What the task asks :: Copy out all of the data exactly as it appears.
--- Exercise data ---
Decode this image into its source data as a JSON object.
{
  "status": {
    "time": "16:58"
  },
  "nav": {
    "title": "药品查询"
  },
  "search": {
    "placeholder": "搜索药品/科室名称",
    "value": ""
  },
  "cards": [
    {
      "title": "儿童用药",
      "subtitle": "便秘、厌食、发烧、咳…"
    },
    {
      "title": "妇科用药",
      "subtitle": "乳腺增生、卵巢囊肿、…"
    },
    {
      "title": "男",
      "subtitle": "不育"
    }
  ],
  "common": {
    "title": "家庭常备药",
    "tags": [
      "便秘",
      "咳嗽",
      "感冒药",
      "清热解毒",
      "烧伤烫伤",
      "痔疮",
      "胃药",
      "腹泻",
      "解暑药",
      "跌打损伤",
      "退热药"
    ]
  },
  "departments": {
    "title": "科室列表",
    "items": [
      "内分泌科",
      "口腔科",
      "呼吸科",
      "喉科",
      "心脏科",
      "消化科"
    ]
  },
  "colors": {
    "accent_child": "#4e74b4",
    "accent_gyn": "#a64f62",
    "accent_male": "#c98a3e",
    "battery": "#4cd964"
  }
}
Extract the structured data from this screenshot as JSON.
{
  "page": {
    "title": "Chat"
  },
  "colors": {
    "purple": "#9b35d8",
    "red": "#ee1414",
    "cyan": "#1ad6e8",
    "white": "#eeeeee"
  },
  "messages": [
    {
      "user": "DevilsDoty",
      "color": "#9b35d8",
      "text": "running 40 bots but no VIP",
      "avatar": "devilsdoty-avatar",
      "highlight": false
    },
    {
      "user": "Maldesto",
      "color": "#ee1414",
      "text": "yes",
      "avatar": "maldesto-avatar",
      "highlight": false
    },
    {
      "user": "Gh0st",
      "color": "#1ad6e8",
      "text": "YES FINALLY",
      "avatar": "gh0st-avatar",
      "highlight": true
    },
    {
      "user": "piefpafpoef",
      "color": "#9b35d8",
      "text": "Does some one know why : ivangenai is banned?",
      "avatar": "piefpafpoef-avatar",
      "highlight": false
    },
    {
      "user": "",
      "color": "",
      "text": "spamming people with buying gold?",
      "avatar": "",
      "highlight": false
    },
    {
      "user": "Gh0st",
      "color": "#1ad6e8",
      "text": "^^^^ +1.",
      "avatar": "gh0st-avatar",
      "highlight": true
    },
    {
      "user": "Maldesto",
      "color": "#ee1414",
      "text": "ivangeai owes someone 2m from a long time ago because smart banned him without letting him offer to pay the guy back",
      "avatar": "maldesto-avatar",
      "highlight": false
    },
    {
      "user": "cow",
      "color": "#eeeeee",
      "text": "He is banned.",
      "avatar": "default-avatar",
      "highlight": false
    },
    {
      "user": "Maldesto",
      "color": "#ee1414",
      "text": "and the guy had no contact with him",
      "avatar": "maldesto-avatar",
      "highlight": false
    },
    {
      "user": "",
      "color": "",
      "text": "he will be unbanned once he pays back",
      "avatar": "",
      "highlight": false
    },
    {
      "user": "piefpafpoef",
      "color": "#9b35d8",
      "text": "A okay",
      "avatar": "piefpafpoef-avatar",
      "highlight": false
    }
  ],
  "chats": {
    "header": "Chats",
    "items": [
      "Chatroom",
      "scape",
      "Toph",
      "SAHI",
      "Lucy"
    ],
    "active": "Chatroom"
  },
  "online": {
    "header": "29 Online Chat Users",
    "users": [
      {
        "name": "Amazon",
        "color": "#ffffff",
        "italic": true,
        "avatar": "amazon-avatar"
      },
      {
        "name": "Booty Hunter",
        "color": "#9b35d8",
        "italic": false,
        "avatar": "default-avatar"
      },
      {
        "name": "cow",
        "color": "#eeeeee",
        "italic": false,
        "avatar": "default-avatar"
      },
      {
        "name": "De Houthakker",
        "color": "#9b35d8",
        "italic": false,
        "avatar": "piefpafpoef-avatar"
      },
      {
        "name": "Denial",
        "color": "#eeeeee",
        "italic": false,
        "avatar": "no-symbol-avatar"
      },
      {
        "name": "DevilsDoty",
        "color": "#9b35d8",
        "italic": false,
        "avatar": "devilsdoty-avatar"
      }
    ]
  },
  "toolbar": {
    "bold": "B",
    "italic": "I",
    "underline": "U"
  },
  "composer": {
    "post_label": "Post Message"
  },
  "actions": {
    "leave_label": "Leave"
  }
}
---
Written answer ::
Decode this image into its source data as a JSON object.
{
  "status": {
    "time": "16:58"
  },
  "nav": {
    "title": "药品查询"
  },
  "search": {
    "placeholder": "搜索药品/科室名称",
    "value": ""
  },
  "cards": [
    {
      "title": "儿童用药",
      "subtitle": "便秘、厌食、发烧、咳…"
    },
    {
      "title": "妇科用药",
      "subtitle": "乳腺增生、卵巢囊肿、…"
    },
    {
      "title": "男",
      "subtitle": "不育"
    }
  ],
  "common": {
    "title": "家庭常备药",
    "tags": [
      "便秘",
      "咳嗽",
      "感冒药",
      "清热解毒",
      "烧伤烫伤",
      "痔疮",
      "胃药",
      "腹泻",
      "解暑药",
      "跌打损伤",
      "退热药"
    ]
  },
  "departments": {
    "title": "科室列表",
    "items": [
      "内分泌科",
      "口腔科",
      "呼吸科",
      "喉科",
      "心脏科",
      "消化科"
    ]
  },
  "colors": {
    "accent_child": "#4e74b4",
    "accent_gyn": "#a64f62",
    "accent_male": "#c98a3e",
    "battery": "#4cd964"
  }
}
Extract the structured data from this screenshot as JSON.
{
  "page": {
    "title": "Chat"
  },
  "colors": {
    "purple": "#9b35d8",
    "red": "#ee1414",
    "cyan": "#1ad6e8",
    "white": "#eeeeee"
  },
  "messages": [
    {
      "user": "DevilsDoty",
      "color": "#9b35d8",
      "text": "running 40 bots but no VIP",
      "avatar": "devilsdoty-avatar",
      "highlight": false
    },
    {
      "user": "Maldesto",
      "color": "#ee1414",
      "text": "yes",
      "avatar": "maldesto-avatar",
      "highlight": false
    },
    {
      "user": "Gh0st",
      "color": "#1ad6e8",
      "text": "YES FINALLY",
      "avatar": "gh0st-avatar",
      "highlight": true
    },
    {
      "user": "piefpafpoef",
      "color": "#9b35d8",
      "text": "Does some one know why : ivangenai is banned?",
      "avatar": "piefpafpoef-avatar",
      "highlight": false
    },
    {
      "user": "",
      "color": "",
      "text": "spamming people with buying gold?",
      "avatar": "",
      "highlight": false
    },
    {
      "user": "Gh0st",
      "color": "#1ad6e8",
      "text": "^^^^ +1.",
      "avatar": "gh0st-avatar",
      "highlight": true
    },
    {
      "user": "Maldesto",
      "color": "#ee1414",
      "text": "ivangeai owes someone 2m from a long time ago because smart banned him without letting him offer to pay the guy back",
      "avatar": "maldesto-avatar",
      "highlight": false
    },
    {
      "user": "cow",
      "color": "#eeeeee",
      "text": "He is banned.",
      "avatar": "default-avatar",
      "highlight": false
    },
    {
      "user": "Maldesto",
      "color": "#ee1414",
      "text": "and the guy had no contact with him",
      "avatar": "maldesto-avatar",
      "highlight": false
    },
    {
      "user": "",
      "color": "",
      "text": "he will be unbanned once he pays back",
      "avatar": "",
      "highlight": false
    },
    {
      "user": "piefpafpoef",
      "color": "#9b35d8",
      "text": "A okay",
      "avatar": "piefpafpoef-avatar",
      "highlight": false
    }
  ],
  "chats": {
    "header": "Chats",
    "items": [
      "Chatroom",
      "scape",
      "Toph",
      "SAHI",
      "Lucy"
    ],
    "active": "Chatroom"
  },
  "online": {
    "header": "29 Online Chat Users",
    "users": [
      {
        "name": "Amazon",
        "color": "#ffffff",
        "italic": true,
        "avatar": "amazon-avatar"
      },
      {
        "name": "Booty Hunter",
        "color": "#9b35d8",
        "italic": false,
        "avatar": "default-avatar"
      },
      {
        "name": "cow",
        "color": "#eeeeee",
        "italic": false,
        "avatar": "default-avatar"
      },
      {
        "name": "De Houthakker",
        "color": "#9b35d8",
        "italic": false,
        "avatar": "piefpafpoef-avatar"
      },
      {
        "name": "Denial",
        "color": "#eeeeee",
        "italic": false,
        "avatar": "no-symbol-avatar"
      },
      {
        "name": "DevilsDoty",
        "color": "#9b35d8",
        "italic": false,
        "avatar": "devilsdoty-avatar"
      }
    ]
  },
  "toolbar": {
    "bold": "B",
    "italic": "I",
    "underline": "U"
  },
  "composer": {
    "post_label": "Post Message"
  },
  "actions": {
    "leave_label": "Leave"
  }
}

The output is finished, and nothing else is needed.